**GIVEN REQUEST:** Scan the data below. Pull out each line where "office" occurs.

══ LISTED RECORDS

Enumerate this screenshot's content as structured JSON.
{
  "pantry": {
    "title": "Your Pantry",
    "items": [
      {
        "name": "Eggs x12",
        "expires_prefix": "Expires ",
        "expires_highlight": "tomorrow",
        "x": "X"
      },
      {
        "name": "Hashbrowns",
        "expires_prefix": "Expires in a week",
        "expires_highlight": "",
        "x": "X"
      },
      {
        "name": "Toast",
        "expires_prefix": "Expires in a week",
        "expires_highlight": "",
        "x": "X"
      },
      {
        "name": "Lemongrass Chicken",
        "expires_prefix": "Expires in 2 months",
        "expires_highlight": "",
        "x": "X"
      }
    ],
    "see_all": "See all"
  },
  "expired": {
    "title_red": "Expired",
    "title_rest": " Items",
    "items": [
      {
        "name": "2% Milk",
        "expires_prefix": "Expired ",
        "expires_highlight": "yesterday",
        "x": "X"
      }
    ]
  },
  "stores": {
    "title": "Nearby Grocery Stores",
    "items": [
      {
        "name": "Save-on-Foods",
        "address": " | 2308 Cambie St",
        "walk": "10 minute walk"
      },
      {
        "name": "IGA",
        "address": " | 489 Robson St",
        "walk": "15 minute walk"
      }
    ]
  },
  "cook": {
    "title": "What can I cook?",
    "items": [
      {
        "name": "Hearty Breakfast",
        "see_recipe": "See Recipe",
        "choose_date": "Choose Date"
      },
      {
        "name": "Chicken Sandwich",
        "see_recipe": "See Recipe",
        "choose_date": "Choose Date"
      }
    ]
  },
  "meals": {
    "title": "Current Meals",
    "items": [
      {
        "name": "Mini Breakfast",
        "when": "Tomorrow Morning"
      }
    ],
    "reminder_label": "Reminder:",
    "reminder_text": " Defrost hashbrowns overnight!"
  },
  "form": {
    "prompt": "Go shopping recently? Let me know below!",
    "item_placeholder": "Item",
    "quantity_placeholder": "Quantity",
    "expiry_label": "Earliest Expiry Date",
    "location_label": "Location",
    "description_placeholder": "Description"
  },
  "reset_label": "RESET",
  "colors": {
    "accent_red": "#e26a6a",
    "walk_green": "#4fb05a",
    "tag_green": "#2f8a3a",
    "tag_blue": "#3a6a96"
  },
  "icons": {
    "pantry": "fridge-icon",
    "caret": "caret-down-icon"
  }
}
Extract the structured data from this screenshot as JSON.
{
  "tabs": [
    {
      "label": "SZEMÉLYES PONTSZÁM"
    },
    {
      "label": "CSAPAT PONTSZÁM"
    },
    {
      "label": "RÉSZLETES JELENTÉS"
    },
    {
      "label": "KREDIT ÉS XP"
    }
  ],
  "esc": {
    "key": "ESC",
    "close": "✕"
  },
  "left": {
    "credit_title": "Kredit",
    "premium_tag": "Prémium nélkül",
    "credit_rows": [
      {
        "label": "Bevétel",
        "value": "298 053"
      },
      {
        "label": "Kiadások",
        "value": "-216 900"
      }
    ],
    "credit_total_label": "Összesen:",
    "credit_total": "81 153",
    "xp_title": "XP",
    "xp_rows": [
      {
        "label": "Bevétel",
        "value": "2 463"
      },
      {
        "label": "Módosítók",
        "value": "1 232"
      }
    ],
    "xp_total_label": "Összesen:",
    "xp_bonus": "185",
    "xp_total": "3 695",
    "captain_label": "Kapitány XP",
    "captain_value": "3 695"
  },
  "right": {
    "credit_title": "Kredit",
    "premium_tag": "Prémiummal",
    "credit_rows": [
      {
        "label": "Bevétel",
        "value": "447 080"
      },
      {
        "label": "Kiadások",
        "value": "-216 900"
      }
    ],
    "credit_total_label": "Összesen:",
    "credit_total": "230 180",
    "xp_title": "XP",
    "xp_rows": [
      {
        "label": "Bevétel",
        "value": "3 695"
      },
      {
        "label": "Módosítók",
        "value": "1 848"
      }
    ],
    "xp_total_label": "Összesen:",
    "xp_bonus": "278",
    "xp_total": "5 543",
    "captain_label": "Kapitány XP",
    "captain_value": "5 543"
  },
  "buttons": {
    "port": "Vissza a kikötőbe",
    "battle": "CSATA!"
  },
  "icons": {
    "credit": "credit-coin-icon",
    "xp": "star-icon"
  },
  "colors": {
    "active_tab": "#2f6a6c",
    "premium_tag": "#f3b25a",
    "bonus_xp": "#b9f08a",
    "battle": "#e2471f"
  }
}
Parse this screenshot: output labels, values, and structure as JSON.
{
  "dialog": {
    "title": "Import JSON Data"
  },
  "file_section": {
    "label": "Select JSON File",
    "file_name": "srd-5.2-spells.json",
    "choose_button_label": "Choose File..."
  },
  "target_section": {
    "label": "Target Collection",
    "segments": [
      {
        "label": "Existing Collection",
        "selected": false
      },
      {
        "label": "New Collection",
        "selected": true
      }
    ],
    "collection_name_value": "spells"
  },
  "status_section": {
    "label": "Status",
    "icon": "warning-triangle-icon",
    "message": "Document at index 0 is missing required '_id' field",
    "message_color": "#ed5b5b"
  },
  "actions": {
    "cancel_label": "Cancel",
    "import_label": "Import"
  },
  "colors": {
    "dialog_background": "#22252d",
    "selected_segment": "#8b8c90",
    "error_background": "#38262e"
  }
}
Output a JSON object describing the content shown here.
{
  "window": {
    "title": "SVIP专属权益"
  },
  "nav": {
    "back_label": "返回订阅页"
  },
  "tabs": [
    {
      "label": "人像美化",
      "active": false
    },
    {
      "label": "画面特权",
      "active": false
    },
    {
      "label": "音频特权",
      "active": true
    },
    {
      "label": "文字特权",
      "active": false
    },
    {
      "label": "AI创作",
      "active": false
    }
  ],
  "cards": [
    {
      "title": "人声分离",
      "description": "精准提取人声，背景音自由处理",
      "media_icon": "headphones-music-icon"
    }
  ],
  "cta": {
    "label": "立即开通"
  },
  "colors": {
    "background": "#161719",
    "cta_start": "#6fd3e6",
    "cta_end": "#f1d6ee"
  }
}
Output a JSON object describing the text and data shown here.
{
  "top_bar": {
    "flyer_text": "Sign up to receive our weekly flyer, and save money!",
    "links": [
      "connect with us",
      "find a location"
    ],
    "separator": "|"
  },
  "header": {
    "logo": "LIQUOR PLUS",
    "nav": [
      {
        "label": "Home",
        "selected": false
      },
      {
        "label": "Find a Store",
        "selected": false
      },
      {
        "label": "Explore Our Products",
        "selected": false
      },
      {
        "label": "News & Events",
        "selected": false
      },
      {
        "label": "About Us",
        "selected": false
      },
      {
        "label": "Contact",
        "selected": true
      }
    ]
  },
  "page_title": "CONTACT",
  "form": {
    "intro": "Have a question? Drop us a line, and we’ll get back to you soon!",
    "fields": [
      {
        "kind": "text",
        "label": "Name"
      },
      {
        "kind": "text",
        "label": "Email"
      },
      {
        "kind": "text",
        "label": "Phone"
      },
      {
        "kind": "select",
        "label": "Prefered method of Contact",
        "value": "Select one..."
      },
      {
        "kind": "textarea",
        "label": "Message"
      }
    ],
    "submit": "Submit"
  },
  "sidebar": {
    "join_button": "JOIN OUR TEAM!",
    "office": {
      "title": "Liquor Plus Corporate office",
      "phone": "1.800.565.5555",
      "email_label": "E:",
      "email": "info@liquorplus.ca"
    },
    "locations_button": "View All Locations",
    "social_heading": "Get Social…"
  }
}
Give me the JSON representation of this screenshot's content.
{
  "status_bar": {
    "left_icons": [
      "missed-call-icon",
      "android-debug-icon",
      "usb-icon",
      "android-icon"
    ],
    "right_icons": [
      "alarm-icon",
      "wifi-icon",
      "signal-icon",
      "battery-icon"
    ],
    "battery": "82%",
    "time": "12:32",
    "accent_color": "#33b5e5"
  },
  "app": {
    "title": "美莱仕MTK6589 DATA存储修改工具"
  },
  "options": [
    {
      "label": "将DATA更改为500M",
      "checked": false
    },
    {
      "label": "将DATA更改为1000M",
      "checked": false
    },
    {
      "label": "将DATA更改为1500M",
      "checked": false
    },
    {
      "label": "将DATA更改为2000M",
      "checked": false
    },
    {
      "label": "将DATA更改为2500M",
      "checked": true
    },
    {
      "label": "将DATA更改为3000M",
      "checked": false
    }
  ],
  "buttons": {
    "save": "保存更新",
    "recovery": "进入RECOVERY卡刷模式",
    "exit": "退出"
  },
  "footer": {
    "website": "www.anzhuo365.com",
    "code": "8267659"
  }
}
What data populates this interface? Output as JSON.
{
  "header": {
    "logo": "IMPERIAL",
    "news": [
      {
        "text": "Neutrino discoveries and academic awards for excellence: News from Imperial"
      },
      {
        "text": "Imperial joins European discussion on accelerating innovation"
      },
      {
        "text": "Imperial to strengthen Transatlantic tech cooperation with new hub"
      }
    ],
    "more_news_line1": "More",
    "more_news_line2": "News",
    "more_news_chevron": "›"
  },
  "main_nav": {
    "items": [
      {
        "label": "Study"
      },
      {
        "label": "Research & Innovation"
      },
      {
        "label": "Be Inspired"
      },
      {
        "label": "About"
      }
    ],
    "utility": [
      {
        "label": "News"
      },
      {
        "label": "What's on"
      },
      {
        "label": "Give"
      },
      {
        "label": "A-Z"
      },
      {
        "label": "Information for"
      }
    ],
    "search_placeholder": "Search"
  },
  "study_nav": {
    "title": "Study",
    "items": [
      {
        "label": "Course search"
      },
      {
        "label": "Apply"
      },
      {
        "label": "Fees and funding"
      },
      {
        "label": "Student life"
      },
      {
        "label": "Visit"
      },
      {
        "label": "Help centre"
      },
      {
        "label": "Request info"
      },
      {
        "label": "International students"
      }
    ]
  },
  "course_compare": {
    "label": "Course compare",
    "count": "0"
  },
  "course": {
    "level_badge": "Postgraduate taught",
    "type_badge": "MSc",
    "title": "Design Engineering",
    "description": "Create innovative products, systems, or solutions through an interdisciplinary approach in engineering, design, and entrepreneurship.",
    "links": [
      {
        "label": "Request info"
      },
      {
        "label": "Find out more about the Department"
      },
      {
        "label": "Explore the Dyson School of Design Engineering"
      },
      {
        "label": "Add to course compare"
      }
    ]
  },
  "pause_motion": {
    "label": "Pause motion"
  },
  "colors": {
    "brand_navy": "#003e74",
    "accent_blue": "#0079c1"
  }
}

════

**RESPONSE TO THE EXERCISE:**
    "office": {
      "title": "Liquor Plus Corporate office",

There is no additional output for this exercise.